| TASK DETAILS |
Below are the records; pull every line that includes "Cafe".

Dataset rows

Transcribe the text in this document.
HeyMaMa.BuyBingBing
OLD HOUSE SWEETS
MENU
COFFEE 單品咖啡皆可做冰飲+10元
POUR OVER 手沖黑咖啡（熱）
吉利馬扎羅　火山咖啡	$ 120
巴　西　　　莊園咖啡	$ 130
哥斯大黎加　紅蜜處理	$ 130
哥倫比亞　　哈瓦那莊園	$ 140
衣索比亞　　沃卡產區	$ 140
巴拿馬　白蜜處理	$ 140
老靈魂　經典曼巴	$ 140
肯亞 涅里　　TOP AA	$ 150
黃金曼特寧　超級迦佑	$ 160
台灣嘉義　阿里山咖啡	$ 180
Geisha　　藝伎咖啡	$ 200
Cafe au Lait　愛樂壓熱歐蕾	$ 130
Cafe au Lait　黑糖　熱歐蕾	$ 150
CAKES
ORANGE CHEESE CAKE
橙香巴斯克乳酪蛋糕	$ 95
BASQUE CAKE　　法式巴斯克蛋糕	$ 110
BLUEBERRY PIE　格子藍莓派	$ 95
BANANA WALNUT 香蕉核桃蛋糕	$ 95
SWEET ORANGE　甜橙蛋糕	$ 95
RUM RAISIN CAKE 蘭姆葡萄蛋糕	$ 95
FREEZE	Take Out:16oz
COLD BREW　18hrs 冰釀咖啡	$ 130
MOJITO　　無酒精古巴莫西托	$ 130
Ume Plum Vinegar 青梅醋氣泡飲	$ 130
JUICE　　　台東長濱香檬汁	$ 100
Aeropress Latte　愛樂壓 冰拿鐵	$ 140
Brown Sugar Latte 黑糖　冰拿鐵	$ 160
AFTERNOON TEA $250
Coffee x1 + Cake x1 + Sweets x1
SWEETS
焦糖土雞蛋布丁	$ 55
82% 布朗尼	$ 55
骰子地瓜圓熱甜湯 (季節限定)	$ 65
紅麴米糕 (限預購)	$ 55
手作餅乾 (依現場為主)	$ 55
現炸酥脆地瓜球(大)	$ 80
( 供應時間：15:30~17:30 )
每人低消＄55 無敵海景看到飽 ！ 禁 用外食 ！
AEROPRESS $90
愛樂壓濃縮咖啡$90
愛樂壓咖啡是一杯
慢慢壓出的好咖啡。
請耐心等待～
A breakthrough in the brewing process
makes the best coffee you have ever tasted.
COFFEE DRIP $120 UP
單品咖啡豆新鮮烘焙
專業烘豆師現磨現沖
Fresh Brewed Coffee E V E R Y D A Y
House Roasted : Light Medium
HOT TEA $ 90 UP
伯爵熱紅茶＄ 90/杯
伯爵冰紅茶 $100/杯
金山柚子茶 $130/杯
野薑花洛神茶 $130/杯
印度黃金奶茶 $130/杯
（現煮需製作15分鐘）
==
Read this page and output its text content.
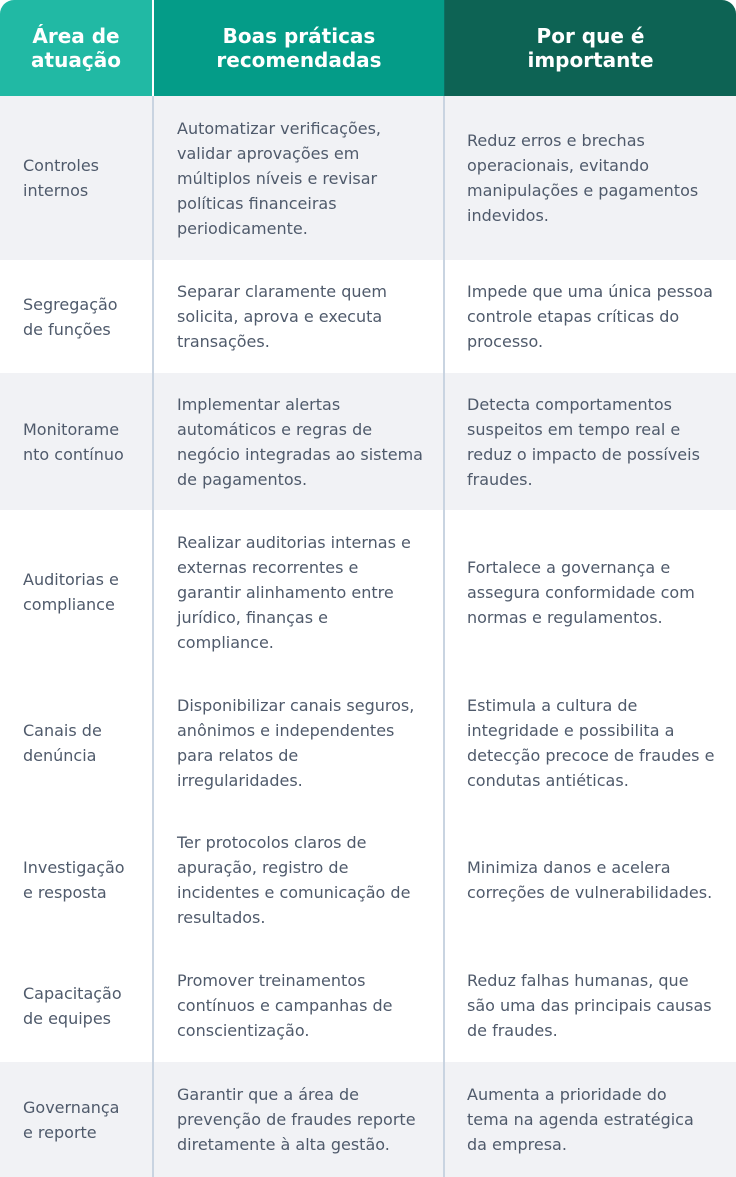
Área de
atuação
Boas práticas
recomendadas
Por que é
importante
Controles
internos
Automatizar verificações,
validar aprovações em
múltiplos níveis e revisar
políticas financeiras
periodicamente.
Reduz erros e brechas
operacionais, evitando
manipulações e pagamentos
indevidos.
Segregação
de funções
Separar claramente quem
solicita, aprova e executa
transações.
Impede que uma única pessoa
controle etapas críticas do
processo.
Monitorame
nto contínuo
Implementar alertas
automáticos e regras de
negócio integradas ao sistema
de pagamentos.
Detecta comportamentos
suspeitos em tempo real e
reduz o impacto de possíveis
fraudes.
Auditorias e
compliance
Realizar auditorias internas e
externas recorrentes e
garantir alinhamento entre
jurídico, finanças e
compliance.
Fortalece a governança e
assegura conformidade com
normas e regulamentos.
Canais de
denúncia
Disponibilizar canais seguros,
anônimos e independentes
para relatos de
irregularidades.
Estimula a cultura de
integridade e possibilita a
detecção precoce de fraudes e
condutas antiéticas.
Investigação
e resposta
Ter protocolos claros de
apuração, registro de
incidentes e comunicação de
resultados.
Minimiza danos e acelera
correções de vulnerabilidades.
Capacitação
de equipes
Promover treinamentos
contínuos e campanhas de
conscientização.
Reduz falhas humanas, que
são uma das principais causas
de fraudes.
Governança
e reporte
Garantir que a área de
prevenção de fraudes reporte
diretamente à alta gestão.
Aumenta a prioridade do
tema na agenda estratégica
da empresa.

| RESPONSE |
Cafe au Lait　愛樂壓熱歐蕾	$ 130
Cafe au Lait　黑糖　熱歐蕾	$ 150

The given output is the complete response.